## Data shown
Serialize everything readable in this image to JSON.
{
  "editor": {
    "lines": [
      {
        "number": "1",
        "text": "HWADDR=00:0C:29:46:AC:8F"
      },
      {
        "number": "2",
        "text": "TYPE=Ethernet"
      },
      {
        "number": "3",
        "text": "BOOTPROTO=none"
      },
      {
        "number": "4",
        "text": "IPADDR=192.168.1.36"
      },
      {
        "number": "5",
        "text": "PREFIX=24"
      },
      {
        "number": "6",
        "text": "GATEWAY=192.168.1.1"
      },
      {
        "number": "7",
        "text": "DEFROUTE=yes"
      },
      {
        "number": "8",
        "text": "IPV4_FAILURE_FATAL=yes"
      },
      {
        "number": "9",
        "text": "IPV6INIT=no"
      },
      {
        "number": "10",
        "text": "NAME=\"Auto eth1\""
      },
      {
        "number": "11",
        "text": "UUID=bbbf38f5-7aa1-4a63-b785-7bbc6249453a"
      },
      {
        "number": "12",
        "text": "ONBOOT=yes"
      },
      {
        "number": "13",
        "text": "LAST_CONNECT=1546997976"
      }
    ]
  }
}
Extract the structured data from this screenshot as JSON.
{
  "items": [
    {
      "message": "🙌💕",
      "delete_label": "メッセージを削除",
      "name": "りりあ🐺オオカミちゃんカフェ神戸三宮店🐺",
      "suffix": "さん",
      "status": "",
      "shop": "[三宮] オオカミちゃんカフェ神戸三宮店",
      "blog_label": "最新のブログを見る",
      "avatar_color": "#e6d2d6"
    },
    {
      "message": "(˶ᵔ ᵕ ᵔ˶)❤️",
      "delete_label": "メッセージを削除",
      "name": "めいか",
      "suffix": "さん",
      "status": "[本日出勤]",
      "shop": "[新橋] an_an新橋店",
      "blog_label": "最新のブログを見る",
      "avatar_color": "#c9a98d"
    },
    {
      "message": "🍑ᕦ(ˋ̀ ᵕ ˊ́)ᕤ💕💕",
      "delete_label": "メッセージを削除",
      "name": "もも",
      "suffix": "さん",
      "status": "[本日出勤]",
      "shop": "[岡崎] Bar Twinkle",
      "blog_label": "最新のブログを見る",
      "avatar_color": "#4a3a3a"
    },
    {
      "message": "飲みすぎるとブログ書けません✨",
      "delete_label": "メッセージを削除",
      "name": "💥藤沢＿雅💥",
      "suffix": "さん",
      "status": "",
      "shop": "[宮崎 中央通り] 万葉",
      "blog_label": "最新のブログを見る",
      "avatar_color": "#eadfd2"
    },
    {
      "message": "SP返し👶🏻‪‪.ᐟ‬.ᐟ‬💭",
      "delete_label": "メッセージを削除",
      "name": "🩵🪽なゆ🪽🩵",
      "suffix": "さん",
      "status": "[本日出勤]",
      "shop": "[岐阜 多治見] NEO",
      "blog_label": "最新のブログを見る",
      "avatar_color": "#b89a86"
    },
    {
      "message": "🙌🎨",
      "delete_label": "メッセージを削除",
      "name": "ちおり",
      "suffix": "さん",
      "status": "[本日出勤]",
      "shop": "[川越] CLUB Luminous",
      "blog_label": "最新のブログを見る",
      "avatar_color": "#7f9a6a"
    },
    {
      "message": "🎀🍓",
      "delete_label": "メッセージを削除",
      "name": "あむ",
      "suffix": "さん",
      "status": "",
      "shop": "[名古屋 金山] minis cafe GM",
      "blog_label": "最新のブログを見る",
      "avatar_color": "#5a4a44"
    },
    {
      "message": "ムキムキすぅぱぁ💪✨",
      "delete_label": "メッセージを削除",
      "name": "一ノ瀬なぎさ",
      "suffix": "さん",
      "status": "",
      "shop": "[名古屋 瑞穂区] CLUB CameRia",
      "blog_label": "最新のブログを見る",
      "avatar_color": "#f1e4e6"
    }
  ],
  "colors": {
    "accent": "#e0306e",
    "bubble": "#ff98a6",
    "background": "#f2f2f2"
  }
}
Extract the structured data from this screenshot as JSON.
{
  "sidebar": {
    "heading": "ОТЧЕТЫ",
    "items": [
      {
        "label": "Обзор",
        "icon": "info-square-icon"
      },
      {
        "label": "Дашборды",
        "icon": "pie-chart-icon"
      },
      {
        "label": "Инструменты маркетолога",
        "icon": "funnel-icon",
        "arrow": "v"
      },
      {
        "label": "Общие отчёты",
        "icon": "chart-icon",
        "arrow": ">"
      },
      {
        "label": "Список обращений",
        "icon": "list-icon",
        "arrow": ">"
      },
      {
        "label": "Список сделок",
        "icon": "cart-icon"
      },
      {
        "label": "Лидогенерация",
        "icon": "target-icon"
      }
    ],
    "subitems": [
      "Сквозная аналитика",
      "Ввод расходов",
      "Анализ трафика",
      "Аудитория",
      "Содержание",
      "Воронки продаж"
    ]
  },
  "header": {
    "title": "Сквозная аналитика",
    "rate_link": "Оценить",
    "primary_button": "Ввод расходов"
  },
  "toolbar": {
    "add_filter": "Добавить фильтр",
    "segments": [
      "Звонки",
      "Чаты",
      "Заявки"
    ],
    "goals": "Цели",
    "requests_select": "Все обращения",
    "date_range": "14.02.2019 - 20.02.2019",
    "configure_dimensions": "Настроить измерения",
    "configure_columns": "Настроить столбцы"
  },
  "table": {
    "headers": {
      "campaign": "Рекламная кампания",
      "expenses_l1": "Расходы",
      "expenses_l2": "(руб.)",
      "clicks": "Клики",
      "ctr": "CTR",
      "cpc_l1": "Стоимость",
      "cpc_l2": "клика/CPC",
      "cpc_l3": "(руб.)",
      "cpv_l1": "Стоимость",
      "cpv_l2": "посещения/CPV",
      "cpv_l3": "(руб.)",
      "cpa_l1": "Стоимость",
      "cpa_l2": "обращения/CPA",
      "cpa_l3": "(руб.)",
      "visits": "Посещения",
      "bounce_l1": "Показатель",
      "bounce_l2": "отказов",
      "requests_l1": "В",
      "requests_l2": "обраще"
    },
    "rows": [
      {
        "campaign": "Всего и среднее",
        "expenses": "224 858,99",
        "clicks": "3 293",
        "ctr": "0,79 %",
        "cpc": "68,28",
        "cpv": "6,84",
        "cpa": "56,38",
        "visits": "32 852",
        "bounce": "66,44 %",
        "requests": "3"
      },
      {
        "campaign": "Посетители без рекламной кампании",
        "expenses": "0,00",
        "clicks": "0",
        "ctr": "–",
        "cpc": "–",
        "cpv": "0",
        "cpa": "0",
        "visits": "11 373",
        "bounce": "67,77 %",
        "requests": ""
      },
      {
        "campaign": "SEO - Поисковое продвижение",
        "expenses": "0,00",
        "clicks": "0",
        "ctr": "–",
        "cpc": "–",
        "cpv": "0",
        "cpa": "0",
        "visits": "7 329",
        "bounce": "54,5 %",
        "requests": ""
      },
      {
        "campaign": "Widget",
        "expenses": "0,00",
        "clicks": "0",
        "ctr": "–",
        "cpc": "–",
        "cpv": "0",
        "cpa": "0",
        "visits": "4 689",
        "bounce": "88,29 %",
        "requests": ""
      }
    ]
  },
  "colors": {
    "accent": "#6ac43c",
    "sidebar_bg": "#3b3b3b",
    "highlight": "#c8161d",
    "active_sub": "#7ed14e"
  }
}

## Exercise aim
Each line in the data that holds the string "обращения" should be found and copied.

## Complete response
    "requests_select": "Все обращения",
      "cpa_l2": "обращения/CPA",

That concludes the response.